The entries below are to be repeated exactly as they stand.

=== DATA TO PROCESS ===

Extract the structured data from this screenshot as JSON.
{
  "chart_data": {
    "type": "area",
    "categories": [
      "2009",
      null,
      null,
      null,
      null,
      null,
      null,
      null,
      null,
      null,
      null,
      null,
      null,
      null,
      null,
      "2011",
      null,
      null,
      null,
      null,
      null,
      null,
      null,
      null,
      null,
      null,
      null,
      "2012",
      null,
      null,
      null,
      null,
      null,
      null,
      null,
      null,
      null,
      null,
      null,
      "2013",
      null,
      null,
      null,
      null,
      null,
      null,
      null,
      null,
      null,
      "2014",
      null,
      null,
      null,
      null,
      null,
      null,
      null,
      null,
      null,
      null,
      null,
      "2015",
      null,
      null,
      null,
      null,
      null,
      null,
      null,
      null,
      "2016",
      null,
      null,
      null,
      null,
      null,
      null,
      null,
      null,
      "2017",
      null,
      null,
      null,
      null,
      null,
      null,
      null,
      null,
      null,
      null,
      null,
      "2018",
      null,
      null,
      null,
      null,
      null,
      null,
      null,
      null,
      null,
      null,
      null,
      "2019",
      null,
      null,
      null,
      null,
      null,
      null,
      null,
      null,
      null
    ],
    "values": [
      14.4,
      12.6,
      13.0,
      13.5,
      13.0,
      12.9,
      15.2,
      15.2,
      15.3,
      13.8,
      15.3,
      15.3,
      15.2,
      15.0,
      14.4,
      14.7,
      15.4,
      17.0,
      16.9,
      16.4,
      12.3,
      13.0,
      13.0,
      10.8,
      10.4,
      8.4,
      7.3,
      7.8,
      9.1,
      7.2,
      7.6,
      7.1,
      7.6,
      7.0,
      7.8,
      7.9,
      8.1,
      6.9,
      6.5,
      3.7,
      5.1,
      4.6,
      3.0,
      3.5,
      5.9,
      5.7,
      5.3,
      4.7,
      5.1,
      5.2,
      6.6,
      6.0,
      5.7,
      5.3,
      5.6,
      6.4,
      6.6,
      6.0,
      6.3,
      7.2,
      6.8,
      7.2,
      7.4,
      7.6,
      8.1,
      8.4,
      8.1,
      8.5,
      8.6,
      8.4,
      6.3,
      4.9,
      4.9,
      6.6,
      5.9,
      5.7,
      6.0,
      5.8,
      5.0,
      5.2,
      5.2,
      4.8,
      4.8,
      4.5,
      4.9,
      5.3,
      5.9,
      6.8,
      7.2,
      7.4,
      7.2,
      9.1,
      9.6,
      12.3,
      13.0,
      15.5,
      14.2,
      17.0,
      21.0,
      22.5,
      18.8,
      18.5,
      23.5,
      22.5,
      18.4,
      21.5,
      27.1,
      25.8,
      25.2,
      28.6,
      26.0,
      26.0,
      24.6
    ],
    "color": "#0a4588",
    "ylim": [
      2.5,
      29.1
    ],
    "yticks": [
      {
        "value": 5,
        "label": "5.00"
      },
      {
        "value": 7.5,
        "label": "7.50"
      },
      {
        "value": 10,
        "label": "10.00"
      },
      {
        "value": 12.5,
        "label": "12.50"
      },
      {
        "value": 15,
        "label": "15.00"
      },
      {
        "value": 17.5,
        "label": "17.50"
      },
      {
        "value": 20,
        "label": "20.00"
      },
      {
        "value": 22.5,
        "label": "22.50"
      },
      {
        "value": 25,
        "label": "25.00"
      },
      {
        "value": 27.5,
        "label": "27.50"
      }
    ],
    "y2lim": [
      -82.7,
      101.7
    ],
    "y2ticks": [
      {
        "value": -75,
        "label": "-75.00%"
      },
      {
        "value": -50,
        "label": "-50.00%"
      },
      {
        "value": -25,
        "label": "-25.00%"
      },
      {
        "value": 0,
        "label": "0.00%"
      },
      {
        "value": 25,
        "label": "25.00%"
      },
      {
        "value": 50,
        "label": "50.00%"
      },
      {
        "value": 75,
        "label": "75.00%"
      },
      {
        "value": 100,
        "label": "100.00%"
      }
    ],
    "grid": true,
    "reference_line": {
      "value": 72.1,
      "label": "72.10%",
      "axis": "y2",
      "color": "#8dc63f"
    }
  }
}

===

▶ **RESPONSE TO THE EXERCISE**:
Extract the structured data from this screenshot as JSON.
{
  "chart_data": {
    "type": "area",
    "categories": [
      "2009",
      null,
      null,
      null,
      null,
      null,
      null,
      null,
      null,
      null,
      null,
      null,
      null,
      null,
      null,
      "2011",
      null,
      null,
      null,
      null,
      null,
      null,
      null,
      null,
      null,
      null,
      null,
      "2012",
      null,
      null,
      null,
      null,
      null,
      null,
      null,
      null,
      null,
      null,
      null,
      "2013",
      null,
      null,
      null,
      null,
      null,
      null,
      null,
      null,
      null,
      "2014",
      null,
      null,
      null,
      null,
      null,
      null,
      null,
      null,
      null,
      null,
      null,
      "2015",
      null,
      null,
      null,
      null,
      null,
      null,
      null,
      null,
      "2016",
      null,
      null,
      null,
      null,
      null,
      null,
      null,
      null,
      "2017",
      null,
      null,
      null,
      null,
      null,
      null,
      null,
      null,
      null,
      null,
      null,
      "2018",
      null,
      null,
      null,
      null,
      null,
      null,
      null,
      null,
      null,
      null,
      null,
      "2019",
      null,
      null,
      null,
      null,
      null,
      null,
      null,
      null,
      null
    ],
    "values": [
      14.4,
      12.6,
      13.0,
      13.5,
      13.0,
      12.9,
      15.2,
      15.2,
      15.3,
      13.8,
      15.3,
      15.3,
      15.2,
      15.0,
      14.4,
      14.7,
      15.4,
      17.0,
      16.9,
      16.4,
      12.3,
      13.0,
      13.0,
      10.8,
      10.4,
      8.4,
      7.3,
      7.8,
      9.1,
      7.2,
      7.6,
      7.1,
      7.6,
      7.0,
      7.8,
      7.9,
      8.1,
      6.9,
      6.5,
      3.7,
      5.1,
      4.6,
      3.0,
      3.5,
      5.9,
      5.7,
      5.3,
      4.7,
      5.1,
      5.2,
      6.6,
      6.0,
      5.7,
      5.3,
      5.6,
      6.4,
      6.6,
      6.0,
      6.3,
      7.2,
      6.8,
      7.2,
      7.4,
      7.6,
      8.1,
      8.4,
      8.1,
      8.5,
      8.6,
      8.4,
      6.3,
      4.9,
      4.9,
      6.6,
      5.9,
      5.7,
      6.0,
      5.8,
      5.0,
      5.2,
      5.2,
      4.8,
      4.8,
      4.5,
      4.9,
      5.3,
      5.9,
      6.8,
      7.2,
      7.4,
      7.2,
      9.1,
      9.6,
      12.3,
      13.0,
      15.5,
      14.2,
      17.0,
      21.0,
      22.5,
      18.8,
      18.5,
      23.5,
      22.5,
      18.4,
      21.5,
      27.1,
      25.8,
      25.2,
      28.6,
      26.0,
      26.0,
      24.6
    ],
    "color": "#0a4588",
    "ylim": [
      2.5,
      29.1
    ],
    "yticks": [
      {
        "value": 5,
        "label": "5.00"
      },
      {
        "value": 7.5,
        "label": "7.50"
      },
      {
        "value": 10,
        "label": "10.00"
      },
      {
        "value": 12.5,
        "label": "12.50"
      },
      {
        "value": 15,
        "label": "15.00"
      },
      {
        "value": 17.5,
        "label": "17.50"
      },
      {
        "value": 20,
        "label": "20.00"
      },
      {
        "value": 22.5,
        "label": "22.50"
      },
      {
        "value": 25,
        "label": "25.00"
      },
      {
        "value": 27.5,
        "label": "27.50"
      }
    ],
    "y2lim": [
      -82.7,
      101.7
    ],
    "y2ticks": [
      {
        "value": -75,
        "label": "-75.00%"
      },
      {
        "value": -50,
        "label": "-50.00%"
      },
      {
        "value": -25,
        "label": "-25.00%"
      },
      {
        "value": 0,
        "label": "0.00%"
      },
      {
        "value": 25,
        "label": "25.00%"
      },
      {
        "value": 50,
        "label": "50.00%"
      },
      {
        "value": 75,
        "label": "75.00%"
      },
      {
        "value": 100,
        "label": "100.00%"
      }
    ],
    "grid": true,
    "reference_line": {
      "value": 72.1,
      "label": "72.10%",
      "axis": "y2",
      "color": "#8dc63f"
    }
  }
}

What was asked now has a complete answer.